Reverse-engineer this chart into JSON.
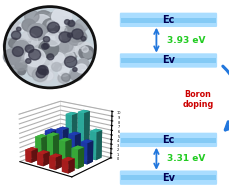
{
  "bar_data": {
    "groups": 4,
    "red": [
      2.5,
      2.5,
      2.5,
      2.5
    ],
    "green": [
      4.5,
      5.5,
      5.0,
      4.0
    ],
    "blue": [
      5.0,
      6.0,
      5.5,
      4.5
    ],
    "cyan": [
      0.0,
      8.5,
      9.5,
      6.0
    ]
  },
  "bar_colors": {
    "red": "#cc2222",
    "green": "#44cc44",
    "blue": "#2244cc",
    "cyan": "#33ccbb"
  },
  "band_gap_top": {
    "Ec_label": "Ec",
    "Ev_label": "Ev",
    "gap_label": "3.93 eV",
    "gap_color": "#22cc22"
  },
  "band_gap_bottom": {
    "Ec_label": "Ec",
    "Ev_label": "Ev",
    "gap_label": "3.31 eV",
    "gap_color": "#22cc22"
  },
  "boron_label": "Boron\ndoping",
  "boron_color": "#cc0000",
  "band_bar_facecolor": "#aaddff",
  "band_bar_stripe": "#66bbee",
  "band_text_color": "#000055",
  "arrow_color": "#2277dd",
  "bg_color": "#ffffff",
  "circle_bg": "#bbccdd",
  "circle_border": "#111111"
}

++++++++

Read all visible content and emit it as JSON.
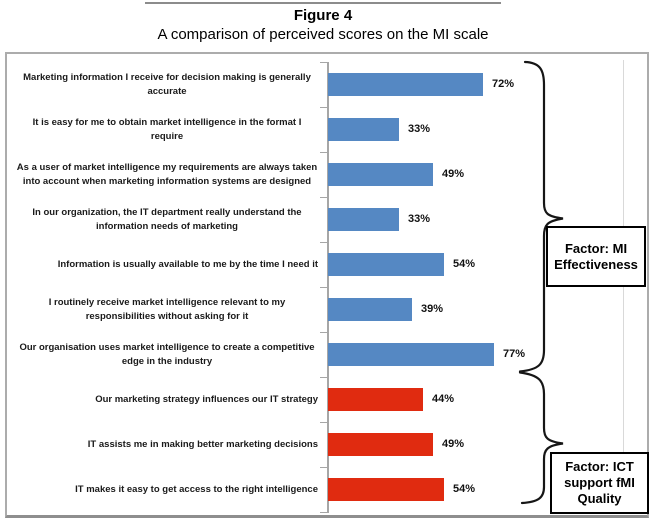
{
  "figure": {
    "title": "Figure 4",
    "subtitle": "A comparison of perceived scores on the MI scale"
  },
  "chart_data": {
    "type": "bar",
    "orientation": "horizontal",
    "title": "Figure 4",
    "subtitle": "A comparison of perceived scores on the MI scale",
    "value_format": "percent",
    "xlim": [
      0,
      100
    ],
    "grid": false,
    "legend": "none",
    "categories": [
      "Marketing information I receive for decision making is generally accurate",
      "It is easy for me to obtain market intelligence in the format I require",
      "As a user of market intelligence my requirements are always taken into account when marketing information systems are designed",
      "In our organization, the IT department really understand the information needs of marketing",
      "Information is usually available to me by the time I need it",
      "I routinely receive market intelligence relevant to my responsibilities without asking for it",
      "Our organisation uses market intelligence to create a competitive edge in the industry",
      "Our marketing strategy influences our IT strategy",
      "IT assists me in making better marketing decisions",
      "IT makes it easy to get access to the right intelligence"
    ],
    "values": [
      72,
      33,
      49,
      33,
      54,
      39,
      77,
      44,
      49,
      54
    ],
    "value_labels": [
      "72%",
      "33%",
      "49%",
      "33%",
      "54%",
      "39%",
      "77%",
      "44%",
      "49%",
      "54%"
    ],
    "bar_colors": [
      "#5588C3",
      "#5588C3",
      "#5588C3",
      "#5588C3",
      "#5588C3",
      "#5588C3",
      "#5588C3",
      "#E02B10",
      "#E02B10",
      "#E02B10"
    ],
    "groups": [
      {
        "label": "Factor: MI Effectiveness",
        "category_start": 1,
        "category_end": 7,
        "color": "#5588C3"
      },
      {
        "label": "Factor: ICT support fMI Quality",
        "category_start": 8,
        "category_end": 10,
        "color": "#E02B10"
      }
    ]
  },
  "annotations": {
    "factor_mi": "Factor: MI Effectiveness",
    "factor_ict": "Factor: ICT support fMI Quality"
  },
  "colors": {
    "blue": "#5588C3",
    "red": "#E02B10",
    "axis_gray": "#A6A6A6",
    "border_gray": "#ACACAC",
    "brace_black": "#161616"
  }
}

++++++++

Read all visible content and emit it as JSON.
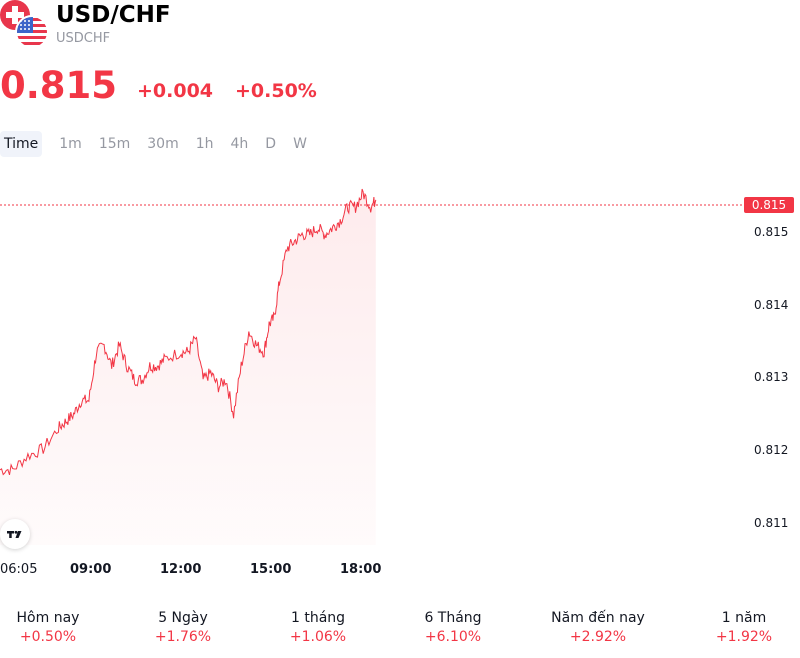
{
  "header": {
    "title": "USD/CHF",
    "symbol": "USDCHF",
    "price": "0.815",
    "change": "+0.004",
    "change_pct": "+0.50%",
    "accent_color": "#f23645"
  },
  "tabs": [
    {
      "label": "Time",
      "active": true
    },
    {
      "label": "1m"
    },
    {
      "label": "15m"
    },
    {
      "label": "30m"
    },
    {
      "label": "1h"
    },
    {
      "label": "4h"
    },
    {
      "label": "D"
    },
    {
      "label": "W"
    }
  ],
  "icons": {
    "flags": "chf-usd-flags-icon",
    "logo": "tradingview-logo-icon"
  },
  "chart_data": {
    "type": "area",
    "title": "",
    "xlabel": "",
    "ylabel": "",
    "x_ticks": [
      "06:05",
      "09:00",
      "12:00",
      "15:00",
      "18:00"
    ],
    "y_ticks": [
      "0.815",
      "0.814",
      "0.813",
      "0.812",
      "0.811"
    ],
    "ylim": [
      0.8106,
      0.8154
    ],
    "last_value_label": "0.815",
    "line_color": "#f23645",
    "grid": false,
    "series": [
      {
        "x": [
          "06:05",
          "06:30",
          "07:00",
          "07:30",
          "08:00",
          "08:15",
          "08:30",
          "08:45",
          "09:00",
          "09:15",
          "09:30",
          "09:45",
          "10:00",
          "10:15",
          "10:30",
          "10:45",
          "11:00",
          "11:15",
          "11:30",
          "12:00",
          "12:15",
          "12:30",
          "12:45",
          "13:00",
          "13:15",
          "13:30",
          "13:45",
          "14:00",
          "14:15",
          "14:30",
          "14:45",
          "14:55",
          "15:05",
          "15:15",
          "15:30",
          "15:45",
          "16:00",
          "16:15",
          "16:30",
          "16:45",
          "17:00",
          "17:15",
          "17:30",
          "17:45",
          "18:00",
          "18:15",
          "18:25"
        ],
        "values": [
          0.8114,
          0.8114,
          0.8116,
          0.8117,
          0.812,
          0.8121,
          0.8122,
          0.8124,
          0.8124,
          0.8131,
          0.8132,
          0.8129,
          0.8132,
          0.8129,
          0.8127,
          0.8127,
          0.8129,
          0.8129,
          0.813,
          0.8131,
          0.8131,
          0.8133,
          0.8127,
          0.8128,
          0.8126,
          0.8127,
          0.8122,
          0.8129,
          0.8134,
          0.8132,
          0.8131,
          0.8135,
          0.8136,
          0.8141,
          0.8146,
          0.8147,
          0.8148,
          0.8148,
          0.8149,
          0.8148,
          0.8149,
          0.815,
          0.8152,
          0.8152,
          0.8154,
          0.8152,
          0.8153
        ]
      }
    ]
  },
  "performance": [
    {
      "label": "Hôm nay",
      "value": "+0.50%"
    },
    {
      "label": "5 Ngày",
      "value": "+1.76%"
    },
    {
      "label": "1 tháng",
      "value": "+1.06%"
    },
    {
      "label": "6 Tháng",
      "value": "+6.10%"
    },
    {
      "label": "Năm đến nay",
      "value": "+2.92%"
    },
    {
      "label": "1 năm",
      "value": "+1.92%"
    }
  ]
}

++++++++

--- Exercise ---
All lines above with "subtitle" in them should be returned.

--- The result ---
    "subtitle": "A comparison of perceived scores on the MI scale"
    "subtitle": "A comparison of perceived scores on the MI scale",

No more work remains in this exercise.